■ Written exercise ■
Copy out the lines that include the word "JSON".

■ Supplied data ■
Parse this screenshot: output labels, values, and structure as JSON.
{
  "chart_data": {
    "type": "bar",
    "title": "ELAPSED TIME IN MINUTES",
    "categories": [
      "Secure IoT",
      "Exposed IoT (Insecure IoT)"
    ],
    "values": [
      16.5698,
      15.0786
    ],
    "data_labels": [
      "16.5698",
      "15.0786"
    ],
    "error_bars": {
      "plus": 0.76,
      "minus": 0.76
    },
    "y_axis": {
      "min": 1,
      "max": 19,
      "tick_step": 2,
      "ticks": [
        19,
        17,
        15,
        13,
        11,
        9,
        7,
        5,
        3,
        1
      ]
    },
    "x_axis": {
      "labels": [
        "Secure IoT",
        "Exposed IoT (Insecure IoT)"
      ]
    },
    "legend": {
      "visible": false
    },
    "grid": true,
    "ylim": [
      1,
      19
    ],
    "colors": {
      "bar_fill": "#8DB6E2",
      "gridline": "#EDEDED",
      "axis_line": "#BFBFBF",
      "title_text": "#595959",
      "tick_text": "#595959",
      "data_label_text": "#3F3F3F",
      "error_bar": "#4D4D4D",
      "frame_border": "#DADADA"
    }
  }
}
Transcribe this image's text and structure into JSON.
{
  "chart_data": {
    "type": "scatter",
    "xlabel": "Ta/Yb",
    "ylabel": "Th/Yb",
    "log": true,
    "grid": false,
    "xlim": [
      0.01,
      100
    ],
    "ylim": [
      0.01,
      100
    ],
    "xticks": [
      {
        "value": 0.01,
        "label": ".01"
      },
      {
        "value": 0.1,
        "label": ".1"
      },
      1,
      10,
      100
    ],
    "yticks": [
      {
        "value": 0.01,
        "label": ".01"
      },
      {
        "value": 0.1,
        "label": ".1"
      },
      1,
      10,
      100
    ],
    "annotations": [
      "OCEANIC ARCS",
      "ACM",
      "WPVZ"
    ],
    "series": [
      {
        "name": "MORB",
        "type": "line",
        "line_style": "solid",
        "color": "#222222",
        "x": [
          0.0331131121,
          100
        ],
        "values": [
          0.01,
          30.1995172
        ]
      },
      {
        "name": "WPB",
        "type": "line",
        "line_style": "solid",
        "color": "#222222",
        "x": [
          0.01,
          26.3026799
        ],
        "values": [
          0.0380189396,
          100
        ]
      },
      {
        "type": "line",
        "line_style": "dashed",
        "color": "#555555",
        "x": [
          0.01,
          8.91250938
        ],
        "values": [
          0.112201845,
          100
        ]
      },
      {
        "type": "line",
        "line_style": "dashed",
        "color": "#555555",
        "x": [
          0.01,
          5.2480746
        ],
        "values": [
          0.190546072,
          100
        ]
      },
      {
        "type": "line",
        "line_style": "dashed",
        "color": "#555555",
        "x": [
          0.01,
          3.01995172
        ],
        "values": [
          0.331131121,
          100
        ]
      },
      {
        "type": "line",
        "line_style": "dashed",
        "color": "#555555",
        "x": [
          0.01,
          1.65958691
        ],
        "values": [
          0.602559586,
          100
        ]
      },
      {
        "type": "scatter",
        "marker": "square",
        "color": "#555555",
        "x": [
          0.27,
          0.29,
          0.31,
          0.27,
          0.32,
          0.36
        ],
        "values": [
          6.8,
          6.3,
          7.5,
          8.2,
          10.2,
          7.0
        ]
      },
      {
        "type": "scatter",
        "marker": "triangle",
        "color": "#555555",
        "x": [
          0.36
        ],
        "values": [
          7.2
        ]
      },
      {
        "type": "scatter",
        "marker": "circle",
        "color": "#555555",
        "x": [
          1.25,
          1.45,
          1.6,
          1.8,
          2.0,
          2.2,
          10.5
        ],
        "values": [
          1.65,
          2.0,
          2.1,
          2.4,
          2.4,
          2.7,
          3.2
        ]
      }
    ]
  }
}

■ Solution to this task ■
Parse this screenshot: output labels, values, and structure as JSON.
Transcribe this image's text and structure into JSON.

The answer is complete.